▶ **BRIEF**
Gather the lines below that include the string "possible", copying each in full.

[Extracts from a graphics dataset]
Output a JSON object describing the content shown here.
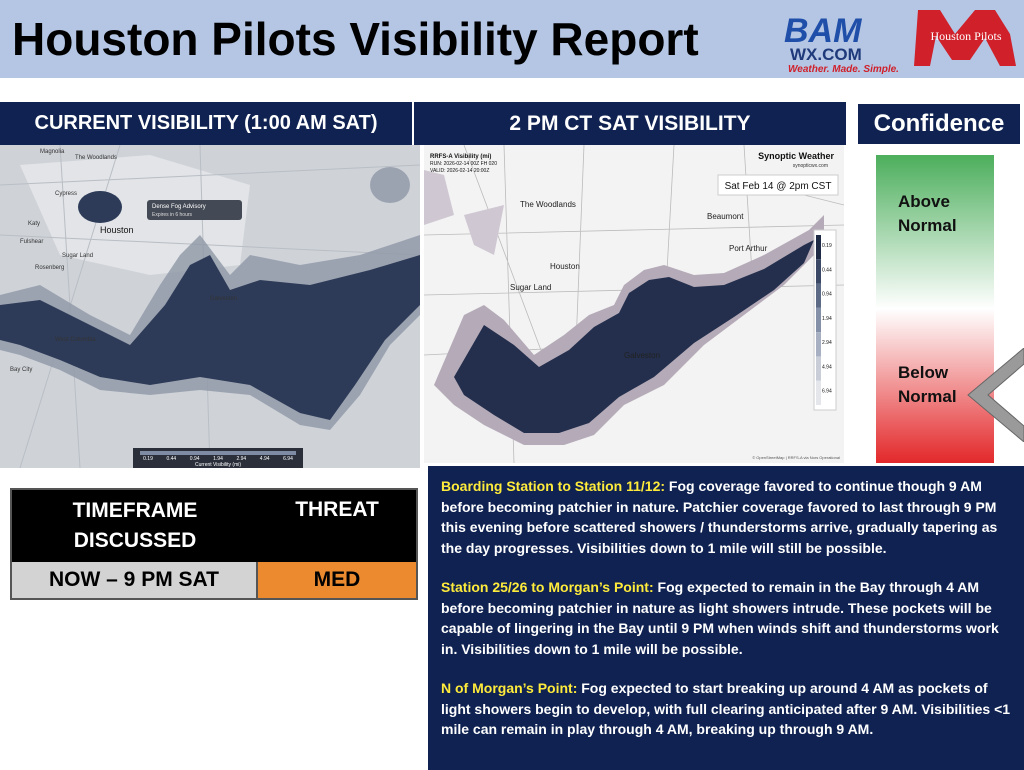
{
  "header": {
    "title": "Houston Pilots Visibility Report",
    "logos": {
      "bam": "BAM",
      "bam_site": "WX.COM",
      "bam_tagline": "Weather. Made. Simple.",
      "pilots": "Houston Pilots"
    }
  },
  "current_panel": {
    "title": "CURRENT VISIBILITY (1:00 AM SAT)",
    "map_labels": [
      "Magnolia",
      "The Woodlands",
      "Cypress",
      "Houston",
      "Katy",
      "Fulshear",
      "Sugar Land",
      "Rosenberg",
      "West Columbia",
      "Bay City",
      "Galveston"
    ],
    "advisory": [
      "Dense Fog Advisory",
      "Expires in 6 hours"
    ],
    "legend_title": "Current Visibility (mi)",
    "legend_ticks": [
      "0.19",
      "0.44",
      "0.94",
      "1.94",
      "2.94",
      "4.94",
      "6.94"
    ]
  },
  "forecast_panel": {
    "title": "2 PM CT SAT VISIBILITY",
    "model": "RRFS-A Visibility (mi)",
    "run": "RUN: 2026-02-14 00Z FH 020",
    "valid": "VALID: 2026-02-14 20:00Z",
    "brand": "Synoptic Weather",
    "brand_site": "synopticwx.com",
    "stamp": "Sat Feb 14 @ 2pm CST",
    "map_labels": [
      "The Woodlands",
      "Beaumont",
      "Port Arthur",
      "Houston",
      "Sugar Land",
      "Galveston"
    ],
    "legend_ticks": [
      "0.19",
      "0.44",
      "0.94",
      "1.94",
      "2.94",
      "4.94",
      "6.94"
    ],
    "credit": "© OpenStreetMap | RRFS-A via Nors Operational"
  },
  "confidence": {
    "title": "Confidence",
    "above": "Above Normal",
    "below": "Below Normal"
  },
  "table": {
    "headers": [
      "TIMEFRAME DISCUSSED",
      "THREAT"
    ],
    "rows": [
      [
        "NOW – 9 PM SAT",
        "MED"
      ]
    ]
  },
  "discussion": [
    {
      "heading": "Boarding Station to Station 11/12:",
      "text": " Fog coverage favored to continue though 9 AM before becoming patchier in nature. Patchier coverage favored to last through 9 PM this evening before scattered showers / thunderstorms arrive, gradually tapering as the day progresses. Visibilities down to 1 mile will still be possible."
    },
    {
      "heading": "Station 25/26 to Morgan’s Point:",
      "text": " Fog expected to remain in the Bay through 4 AM before becoming patchier in nature as light showers intrude. These pockets will be capable of lingering in the Bay until 9 PM when winds shift and thunderstorms work in. Visibilities down to 1 mile will be possible."
    },
    {
      "heading": "N of Morgan’s Point:",
      "text": " Fog expected to start breaking up around 4 AM as pockets of light showers begin to develop, with full clearing anticipated after 9 AM. Visibilities <1 mile can remain in play through 4 AM, breaking up through 9 AM."
    }
  ]
}
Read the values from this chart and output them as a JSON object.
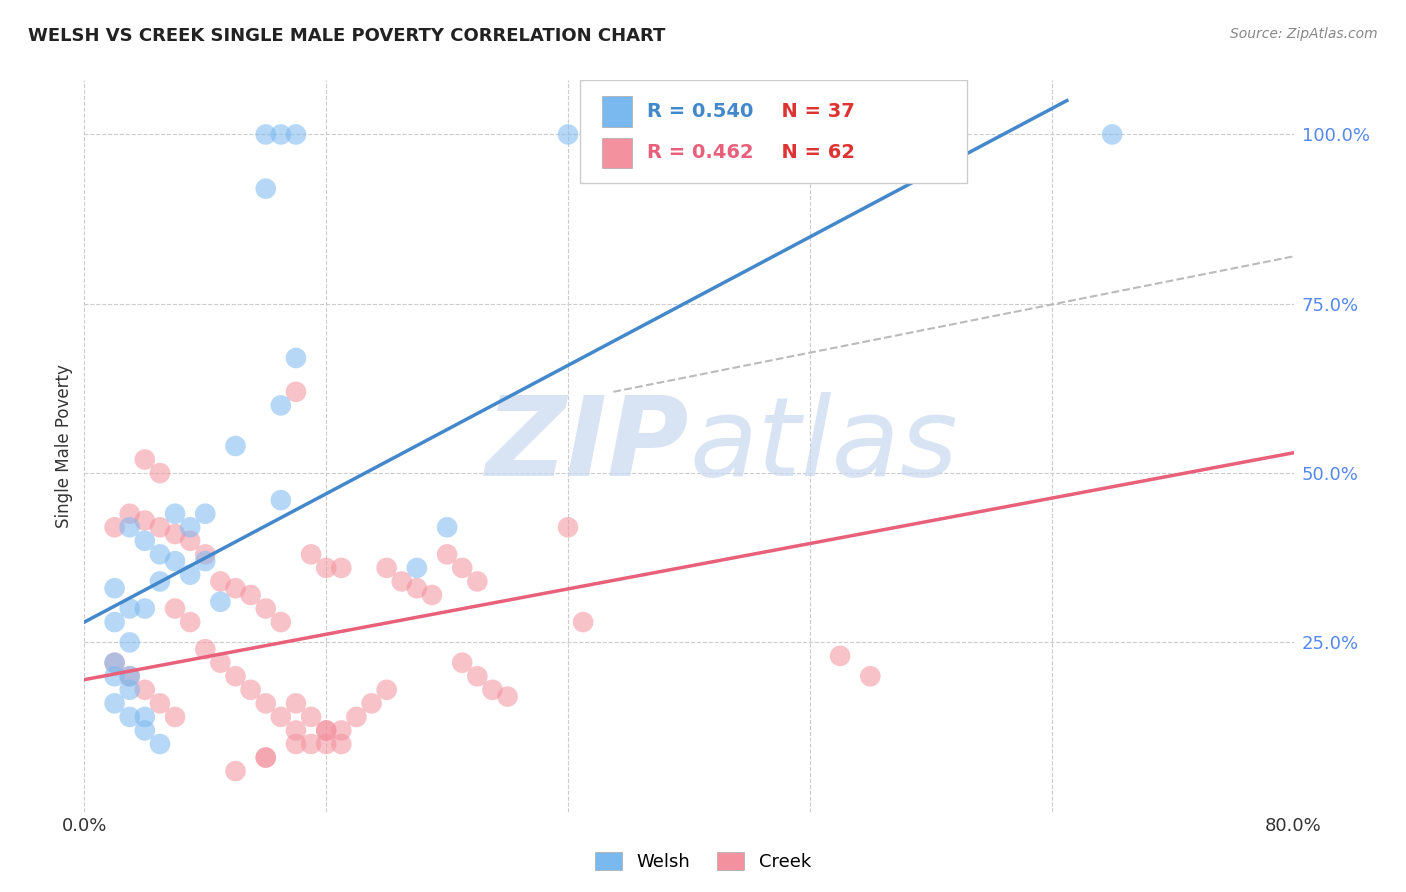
{
  "title": "WELSH VS CREEK SINGLE MALE POVERTY CORRELATION CHART",
  "source": "Source: ZipAtlas.com",
  "ylabel": "Single Male Poverty",
  "ytick_labels": [
    "100.0%",
    "75.0%",
    "50.0%",
    "25.0%"
  ],
  "ytick_values": [
    1.0,
    0.75,
    0.5,
    0.25
  ],
  "xlim": [
    0.0,
    0.8
  ],
  "ylim": [
    0.0,
    1.08
  ],
  "welsh_R": 0.54,
  "welsh_N": 37,
  "creek_R": 0.462,
  "creek_N": 62,
  "welsh_color": "#7ab8f0",
  "creek_color": "#f4919e",
  "welsh_line_color": "#4488cc",
  "creek_line_color": "#e8607a",
  "dashed_line_color": "#bbbbbb",
  "background_color": "#ffffff",
  "watermark_color": "#c8d8f0",
  "legend_R_blue": "#4488cc",
  "legend_R_pink": "#e8607a",
  "legend_N_blue": "#e05050",
  "legend_N_pink": "#e05050",
  "welsh_line_x": [
    0.0,
    0.65
  ],
  "welsh_line_y": [
    0.28,
    1.05
  ],
  "creek_line_x": [
    0.0,
    0.8
  ],
  "creek_line_y": [
    0.195,
    0.53
  ],
  "dash_line_x": [
    0.35,
    0.8
  ],
  "dash_line_y": [
    0.62,
    0.82
  ],
  "x_grid_ticks": [
    0.0,
    0.16,
    0.32,
    0.48,
    0.64,
    0.8
  ],
  "x_axis_labels_show": [
    "0.0%",
    "",
    "",
    "",
    "",
    "80.0%"
  ],
  "welsh_x": [
    0.12,
    0.13,
    0.14,
    0.12,
    0.32,
    0.68,
    0.14,
    0.13,
    0.1,
    0.05,
    0.06,
    0.08,
    0.07,
    0.06,
    0.08,
    0.07,
    0.09,
    0.03,
    0.04,
    0.05,
    0.02,
    0.03,
    0.24,
    0.22,
    0.02,
    0.03,
    0.04,
    0.02,
    0.03,
    0.04,
    0.05,
    0.02,
    0.03,
    0.02,
    0.03,
    0.13,
    0.04
  ],
  "welsh_y": [
    1.0,
    1.0,
    1.0,
    0.92,
    1.0,
    1.0,
    0.67,
    0.6,
    0.54,
    0.34,
    0.37,
    0.37,
    0.42,
    0.44,
    0.44,
    0.35,
    0.31,
    0.42,
    0.4,
    0.38,
    0.33,
    0.3,
    0.42,
    0.36,
    0.28,
    0.25,
    0.3,
    0.16,
    0.14,
    0.12,
    0.1,
    0.2,
    0.18,
    0.22,
    0.2,
    0.46,
    0.14
  ],
  "creek_x": [
    0.02,
    0.03,
    0.04,
    0.05,
    0.06,
    0.02,
    0.03,
    0.04,
    0.05,
    0.06,
    0.07,
    0.08,
    0.09,
    0.1,
    0.11,
    0.12,
    0.13,
    0.14,
    0.15,
    0.16,
    0.17,
    0.2,
    0.21,
    0.22,
    0.23,
    0.24,
    0.25,
    0.26,
    0.32,
    0.33,
    0.5,
    0.52,
    0.04,
    0.05,
    0.06,
    0.07,
    0.08,
    0.09,
    0.1,
    0.11,
    0.12,
    0.13,
    0.14,
    0.15,
    0.16,
    0.17,
    0.18,
    0.19,
    0.2,
    0.25,
    0.26,
    0.27,
    0.28,
    0.14,
    0.15,
    0.16,
    0.17,
    0.12,
    0.1,
    0.12,
    0.14,
    0.16
  ],
  "creek_y": [
    0.22,
    0.2,
    0.18,
    0.16,
    0.14,
    0.42,
    0.44,
    0.43,
    0.42,
    0.41,
    0.4,
    0.38,
    0.34,
    0.33,
    0.32,
    0.3,
    0.28,
    0.62,
    0.38,
    0.36,
    0.36,
    0.36,
    0.34,
    0.33,
    0.32,
    0.38,
    0.36,
    0.34,
    0.42,
    0.28,
    0.23,
    0.2,
    0.52,
    0.5,
    0.3,
    0.28,
    0.24,
    0.22,
    0.2,
    0.18,
    0.16,
    0.14,
    0.12,
    0.1,
    0.1,
    0.12,
    0.14,
    0.16,
    0.18,
    0.22,
    0.2,
    0.18,
    0.17,
    0.16,
    0.14,
    0.12,
    0.1,
    0.08,
    0.06,
    0.08,
    0.1,
    0.12
  ]
}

▶ **RESULT FOR THIS EXERCISE**
      "text": " Fog coverage favored to continue though 9 AM before becoming patchier in nature. Patchier coverage favored to last through 9 PM this evening before scattered showers / thunderstorms arrive, gradually tapering as the day progresses. Visibilities down to 1 mile will still be possible."
      "text": " Fog expected to remain in the Bay through 4 AM before becoming patchier in nature as light showers intrude. These pockets will be capable of lingering in the Bay until 9 PM when winds shift and thunderstorms work in. Visibilities down to 1 mile will be possible."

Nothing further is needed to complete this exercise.